*Excerpted records:*
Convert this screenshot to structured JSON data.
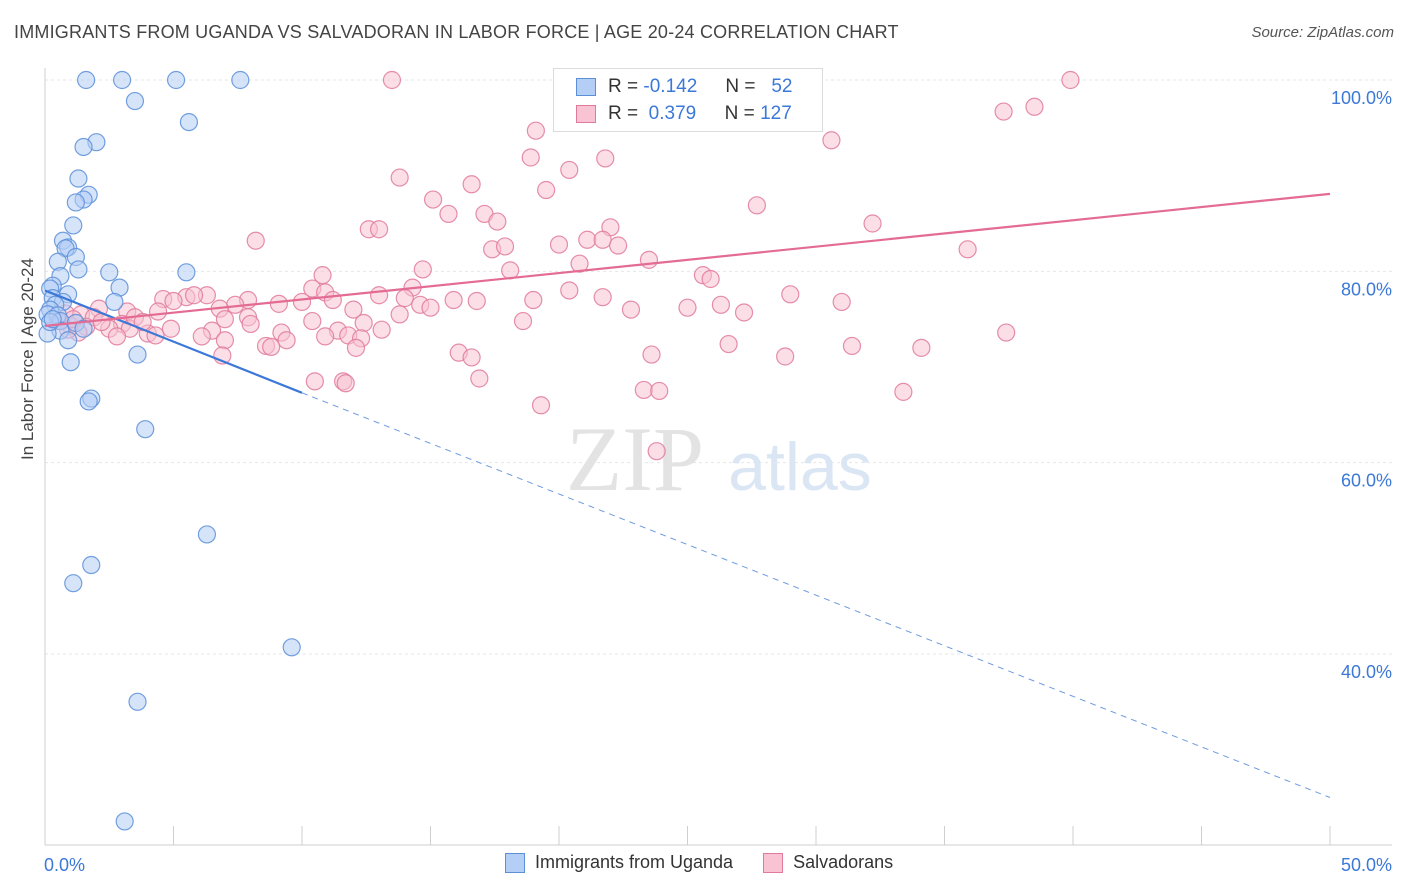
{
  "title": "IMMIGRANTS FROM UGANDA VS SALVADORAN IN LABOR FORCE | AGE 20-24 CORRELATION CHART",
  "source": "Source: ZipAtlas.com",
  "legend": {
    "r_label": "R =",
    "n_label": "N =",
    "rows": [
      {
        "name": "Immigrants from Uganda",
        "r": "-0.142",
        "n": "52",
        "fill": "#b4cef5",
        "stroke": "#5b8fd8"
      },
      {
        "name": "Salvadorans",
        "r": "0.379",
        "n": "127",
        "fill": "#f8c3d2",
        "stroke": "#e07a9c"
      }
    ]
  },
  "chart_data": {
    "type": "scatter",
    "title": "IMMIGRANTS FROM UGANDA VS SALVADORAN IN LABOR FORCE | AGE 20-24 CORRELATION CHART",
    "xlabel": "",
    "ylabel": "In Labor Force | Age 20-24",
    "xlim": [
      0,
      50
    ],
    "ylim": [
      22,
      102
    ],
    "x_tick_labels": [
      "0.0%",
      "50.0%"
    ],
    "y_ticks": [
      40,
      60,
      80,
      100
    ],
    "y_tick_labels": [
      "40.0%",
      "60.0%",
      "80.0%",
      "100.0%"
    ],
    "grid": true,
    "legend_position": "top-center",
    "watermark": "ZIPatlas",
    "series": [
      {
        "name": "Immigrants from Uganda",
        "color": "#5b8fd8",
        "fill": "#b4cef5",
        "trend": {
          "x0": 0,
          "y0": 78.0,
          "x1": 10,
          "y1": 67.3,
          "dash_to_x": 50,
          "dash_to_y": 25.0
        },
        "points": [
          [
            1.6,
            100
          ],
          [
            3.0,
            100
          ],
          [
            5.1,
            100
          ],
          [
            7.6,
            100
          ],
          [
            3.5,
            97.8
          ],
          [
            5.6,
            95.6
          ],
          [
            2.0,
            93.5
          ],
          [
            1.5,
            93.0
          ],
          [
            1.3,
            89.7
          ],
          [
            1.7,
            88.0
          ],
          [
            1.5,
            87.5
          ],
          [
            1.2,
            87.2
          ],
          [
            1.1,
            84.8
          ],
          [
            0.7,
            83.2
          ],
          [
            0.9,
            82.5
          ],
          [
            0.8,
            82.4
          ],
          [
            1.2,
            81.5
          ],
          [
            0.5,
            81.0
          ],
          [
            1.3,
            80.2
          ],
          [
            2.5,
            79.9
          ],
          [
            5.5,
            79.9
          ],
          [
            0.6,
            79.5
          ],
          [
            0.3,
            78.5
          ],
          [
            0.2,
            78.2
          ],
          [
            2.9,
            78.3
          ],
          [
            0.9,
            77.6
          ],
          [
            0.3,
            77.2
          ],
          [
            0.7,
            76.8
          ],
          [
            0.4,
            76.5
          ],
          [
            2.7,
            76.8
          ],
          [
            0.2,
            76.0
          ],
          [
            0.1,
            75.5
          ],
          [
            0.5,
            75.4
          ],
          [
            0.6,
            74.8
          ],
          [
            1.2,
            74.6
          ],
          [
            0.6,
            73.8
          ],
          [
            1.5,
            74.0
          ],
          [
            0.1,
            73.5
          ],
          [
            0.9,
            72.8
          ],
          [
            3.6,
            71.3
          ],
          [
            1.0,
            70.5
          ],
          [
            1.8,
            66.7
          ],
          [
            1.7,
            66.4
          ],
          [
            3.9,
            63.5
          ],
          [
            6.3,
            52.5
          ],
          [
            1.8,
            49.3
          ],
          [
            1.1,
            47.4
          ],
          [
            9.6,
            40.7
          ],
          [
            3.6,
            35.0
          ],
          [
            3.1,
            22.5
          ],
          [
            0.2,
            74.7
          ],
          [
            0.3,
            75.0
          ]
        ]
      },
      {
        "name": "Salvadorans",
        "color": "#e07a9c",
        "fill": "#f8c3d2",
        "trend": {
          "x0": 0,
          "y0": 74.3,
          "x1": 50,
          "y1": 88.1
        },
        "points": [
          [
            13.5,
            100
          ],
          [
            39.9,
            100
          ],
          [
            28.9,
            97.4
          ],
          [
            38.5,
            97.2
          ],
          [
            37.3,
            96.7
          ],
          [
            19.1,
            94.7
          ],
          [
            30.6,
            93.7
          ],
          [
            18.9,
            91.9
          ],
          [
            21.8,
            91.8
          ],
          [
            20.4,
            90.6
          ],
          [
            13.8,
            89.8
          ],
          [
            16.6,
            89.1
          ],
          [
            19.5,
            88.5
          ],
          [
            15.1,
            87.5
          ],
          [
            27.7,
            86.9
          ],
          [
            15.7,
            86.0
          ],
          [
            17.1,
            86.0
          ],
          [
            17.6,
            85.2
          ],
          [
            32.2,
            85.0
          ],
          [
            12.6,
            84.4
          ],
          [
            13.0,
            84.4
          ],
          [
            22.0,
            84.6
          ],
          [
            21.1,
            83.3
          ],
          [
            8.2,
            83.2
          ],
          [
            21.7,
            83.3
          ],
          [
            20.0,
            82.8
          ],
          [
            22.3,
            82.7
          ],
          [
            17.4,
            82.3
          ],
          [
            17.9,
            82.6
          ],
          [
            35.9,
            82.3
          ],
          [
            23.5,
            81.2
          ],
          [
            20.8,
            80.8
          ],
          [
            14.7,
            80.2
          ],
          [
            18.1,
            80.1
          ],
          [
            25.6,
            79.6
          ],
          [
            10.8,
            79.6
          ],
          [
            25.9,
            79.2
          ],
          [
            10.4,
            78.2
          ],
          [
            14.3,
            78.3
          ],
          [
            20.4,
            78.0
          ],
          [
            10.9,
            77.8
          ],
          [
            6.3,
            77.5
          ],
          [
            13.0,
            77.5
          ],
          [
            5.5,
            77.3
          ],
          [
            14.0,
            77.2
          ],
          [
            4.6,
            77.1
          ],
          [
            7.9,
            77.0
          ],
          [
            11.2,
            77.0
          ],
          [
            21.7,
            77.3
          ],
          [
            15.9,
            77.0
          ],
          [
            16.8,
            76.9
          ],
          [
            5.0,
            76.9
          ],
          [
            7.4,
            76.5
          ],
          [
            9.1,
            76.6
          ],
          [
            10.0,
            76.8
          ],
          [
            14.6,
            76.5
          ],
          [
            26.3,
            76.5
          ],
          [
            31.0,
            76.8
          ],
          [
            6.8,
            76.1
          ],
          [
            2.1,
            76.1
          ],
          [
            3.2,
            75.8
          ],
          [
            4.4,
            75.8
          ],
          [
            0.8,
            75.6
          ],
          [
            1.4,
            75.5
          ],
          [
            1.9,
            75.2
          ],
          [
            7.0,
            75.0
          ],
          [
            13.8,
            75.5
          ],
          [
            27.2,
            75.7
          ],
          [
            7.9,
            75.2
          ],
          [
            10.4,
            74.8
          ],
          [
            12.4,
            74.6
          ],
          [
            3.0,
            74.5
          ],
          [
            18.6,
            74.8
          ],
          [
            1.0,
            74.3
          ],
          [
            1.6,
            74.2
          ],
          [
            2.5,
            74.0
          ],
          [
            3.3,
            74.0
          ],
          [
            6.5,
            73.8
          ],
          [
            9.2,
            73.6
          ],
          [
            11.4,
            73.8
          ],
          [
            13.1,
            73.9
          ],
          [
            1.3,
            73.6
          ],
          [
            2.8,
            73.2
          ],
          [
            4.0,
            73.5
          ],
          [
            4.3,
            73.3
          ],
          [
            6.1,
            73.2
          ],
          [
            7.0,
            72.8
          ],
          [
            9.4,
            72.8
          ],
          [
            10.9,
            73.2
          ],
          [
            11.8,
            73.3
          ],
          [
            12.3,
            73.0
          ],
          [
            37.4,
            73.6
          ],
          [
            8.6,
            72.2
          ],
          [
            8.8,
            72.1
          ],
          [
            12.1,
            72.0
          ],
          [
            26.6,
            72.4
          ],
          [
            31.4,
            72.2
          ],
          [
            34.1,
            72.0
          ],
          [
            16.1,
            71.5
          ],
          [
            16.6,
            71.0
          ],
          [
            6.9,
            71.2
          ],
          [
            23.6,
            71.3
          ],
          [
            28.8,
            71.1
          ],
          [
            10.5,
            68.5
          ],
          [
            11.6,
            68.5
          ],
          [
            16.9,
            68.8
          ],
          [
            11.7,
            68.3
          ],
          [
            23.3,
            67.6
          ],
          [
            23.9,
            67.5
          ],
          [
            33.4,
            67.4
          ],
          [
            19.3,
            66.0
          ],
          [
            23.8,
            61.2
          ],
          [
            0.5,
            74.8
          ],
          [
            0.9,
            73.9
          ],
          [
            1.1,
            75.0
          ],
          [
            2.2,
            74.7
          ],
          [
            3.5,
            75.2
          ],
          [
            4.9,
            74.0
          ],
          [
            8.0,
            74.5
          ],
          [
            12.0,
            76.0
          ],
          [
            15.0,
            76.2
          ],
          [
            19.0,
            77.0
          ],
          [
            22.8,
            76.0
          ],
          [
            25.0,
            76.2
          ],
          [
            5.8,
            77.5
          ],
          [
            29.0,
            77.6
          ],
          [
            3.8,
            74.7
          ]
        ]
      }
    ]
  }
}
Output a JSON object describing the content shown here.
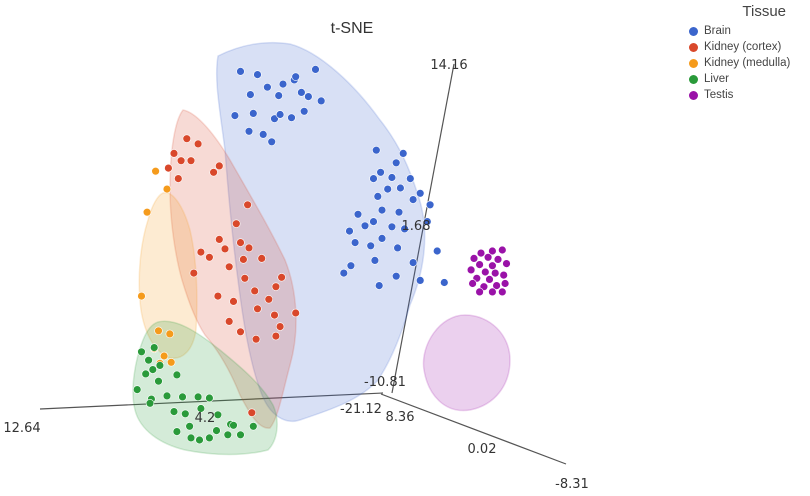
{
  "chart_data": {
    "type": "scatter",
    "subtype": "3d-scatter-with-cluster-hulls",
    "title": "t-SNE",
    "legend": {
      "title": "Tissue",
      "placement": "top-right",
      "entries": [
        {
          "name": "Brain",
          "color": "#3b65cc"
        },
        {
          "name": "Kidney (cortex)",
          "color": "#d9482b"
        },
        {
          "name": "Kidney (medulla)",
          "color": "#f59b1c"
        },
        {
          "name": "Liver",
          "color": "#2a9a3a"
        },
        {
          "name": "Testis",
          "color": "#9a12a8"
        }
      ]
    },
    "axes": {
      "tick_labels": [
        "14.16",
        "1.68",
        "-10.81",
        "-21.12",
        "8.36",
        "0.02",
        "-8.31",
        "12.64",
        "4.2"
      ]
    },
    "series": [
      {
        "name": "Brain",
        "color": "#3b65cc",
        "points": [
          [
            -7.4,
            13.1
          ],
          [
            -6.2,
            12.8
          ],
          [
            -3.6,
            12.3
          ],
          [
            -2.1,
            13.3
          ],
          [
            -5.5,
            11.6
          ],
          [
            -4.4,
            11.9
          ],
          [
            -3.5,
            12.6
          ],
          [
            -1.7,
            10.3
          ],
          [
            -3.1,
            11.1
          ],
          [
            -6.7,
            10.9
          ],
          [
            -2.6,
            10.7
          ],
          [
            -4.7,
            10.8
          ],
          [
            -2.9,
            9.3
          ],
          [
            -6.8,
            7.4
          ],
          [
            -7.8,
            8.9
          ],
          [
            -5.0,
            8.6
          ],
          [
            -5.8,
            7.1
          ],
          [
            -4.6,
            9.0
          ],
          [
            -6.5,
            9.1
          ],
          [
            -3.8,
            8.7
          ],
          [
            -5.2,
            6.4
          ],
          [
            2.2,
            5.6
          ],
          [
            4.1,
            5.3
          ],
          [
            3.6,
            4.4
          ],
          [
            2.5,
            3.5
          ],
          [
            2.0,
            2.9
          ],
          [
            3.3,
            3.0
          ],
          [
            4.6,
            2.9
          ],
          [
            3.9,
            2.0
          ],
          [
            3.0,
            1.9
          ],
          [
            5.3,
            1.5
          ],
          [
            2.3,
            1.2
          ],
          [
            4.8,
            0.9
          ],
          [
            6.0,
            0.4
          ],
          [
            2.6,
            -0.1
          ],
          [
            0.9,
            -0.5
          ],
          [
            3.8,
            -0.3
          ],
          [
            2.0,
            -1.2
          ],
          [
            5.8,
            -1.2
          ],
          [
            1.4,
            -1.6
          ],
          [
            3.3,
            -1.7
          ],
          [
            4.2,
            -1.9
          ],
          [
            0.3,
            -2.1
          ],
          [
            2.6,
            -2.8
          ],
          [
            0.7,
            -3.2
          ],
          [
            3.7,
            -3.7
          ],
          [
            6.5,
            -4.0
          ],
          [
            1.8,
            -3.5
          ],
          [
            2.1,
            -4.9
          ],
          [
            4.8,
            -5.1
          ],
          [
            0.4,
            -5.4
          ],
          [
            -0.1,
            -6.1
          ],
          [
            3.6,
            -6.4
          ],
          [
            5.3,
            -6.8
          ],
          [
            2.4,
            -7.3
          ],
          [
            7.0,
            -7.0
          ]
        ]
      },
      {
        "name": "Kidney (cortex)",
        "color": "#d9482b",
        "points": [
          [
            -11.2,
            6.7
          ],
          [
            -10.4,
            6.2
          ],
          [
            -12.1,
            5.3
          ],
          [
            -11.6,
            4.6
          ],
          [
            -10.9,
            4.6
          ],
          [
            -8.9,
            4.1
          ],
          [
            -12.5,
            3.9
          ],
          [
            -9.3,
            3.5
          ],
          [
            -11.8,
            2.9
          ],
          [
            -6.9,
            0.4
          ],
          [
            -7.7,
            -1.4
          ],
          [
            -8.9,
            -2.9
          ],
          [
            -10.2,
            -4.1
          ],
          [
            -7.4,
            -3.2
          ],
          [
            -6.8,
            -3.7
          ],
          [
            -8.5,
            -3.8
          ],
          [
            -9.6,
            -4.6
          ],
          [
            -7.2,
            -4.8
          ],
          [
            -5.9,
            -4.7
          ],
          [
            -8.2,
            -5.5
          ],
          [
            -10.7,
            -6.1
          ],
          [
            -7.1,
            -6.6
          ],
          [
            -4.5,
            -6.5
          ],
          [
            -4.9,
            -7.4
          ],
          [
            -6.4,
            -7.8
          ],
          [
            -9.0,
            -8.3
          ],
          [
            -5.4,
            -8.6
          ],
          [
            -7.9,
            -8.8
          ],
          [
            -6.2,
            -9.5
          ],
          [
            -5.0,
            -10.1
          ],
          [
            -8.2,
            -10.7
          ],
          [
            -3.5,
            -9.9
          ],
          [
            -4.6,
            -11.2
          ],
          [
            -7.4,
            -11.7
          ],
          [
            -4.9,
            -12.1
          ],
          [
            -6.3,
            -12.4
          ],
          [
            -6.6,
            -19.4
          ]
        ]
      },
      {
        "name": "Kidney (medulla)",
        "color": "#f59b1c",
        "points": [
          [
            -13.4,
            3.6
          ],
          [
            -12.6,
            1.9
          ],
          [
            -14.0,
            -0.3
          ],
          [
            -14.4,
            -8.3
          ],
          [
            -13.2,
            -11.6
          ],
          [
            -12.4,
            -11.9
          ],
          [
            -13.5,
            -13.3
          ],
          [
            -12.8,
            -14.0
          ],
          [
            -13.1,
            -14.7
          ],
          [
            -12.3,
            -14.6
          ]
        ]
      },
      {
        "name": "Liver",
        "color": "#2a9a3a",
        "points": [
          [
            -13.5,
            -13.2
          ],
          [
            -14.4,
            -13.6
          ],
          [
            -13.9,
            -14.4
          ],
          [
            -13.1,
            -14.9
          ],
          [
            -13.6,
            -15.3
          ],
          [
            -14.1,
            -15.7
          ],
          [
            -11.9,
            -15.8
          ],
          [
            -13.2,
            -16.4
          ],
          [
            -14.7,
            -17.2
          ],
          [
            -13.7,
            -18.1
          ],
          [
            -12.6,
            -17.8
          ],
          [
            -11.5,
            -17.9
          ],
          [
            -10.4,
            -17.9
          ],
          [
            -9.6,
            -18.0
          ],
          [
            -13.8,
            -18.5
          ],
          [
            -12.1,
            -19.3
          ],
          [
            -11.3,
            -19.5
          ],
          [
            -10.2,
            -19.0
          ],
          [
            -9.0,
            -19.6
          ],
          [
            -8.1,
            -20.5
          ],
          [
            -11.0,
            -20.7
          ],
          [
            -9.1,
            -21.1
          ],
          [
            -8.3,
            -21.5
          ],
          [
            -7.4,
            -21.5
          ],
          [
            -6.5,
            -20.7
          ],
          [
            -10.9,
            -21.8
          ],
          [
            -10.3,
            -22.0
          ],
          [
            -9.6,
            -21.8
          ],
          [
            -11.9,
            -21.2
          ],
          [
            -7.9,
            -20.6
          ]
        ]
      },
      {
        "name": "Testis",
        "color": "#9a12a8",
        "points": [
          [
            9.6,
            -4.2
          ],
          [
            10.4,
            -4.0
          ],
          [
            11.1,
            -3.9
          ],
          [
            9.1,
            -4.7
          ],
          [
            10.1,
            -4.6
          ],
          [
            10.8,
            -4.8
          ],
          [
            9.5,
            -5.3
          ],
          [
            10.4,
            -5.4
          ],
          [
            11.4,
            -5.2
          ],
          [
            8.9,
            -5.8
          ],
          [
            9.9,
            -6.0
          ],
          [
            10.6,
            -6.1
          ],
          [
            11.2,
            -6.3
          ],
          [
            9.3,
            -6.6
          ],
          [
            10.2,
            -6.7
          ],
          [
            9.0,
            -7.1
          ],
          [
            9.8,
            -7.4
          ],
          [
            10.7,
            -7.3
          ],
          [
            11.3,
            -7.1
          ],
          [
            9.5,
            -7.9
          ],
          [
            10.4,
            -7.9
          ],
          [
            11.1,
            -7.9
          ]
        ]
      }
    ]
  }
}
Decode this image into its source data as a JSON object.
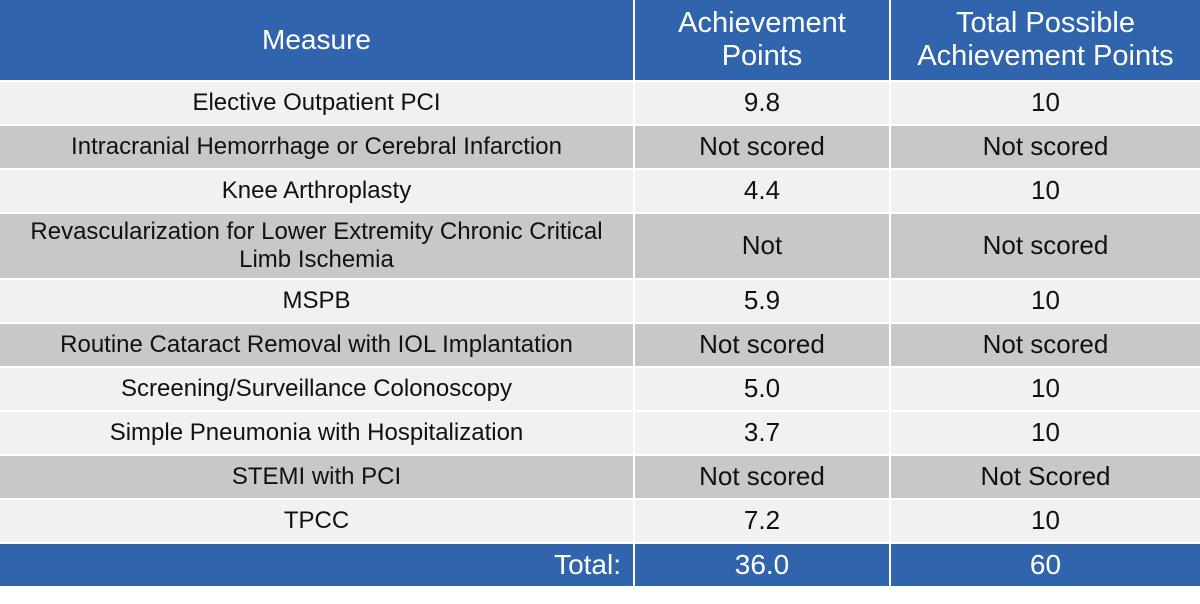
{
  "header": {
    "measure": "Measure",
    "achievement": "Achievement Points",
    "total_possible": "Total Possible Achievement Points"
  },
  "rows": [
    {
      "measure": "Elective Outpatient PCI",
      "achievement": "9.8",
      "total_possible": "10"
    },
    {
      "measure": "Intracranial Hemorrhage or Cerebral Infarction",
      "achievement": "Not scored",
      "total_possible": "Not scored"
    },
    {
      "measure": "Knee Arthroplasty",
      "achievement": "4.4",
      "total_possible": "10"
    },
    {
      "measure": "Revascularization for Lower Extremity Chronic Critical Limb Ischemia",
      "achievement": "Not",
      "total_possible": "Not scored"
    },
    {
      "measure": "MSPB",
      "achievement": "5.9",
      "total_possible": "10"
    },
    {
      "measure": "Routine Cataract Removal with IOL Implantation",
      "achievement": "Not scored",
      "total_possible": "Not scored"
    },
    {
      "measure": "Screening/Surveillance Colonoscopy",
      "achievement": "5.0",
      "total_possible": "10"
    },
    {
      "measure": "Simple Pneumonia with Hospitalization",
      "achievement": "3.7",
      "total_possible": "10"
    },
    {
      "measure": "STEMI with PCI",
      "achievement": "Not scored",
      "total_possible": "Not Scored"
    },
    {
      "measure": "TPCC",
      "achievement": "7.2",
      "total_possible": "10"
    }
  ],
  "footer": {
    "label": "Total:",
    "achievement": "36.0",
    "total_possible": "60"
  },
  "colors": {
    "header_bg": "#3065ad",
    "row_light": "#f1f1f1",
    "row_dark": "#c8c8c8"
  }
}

*Goal:* Of the lines above, how many contain the word "source"? Provide the number and nothing else.

*Solution to this problem:* 2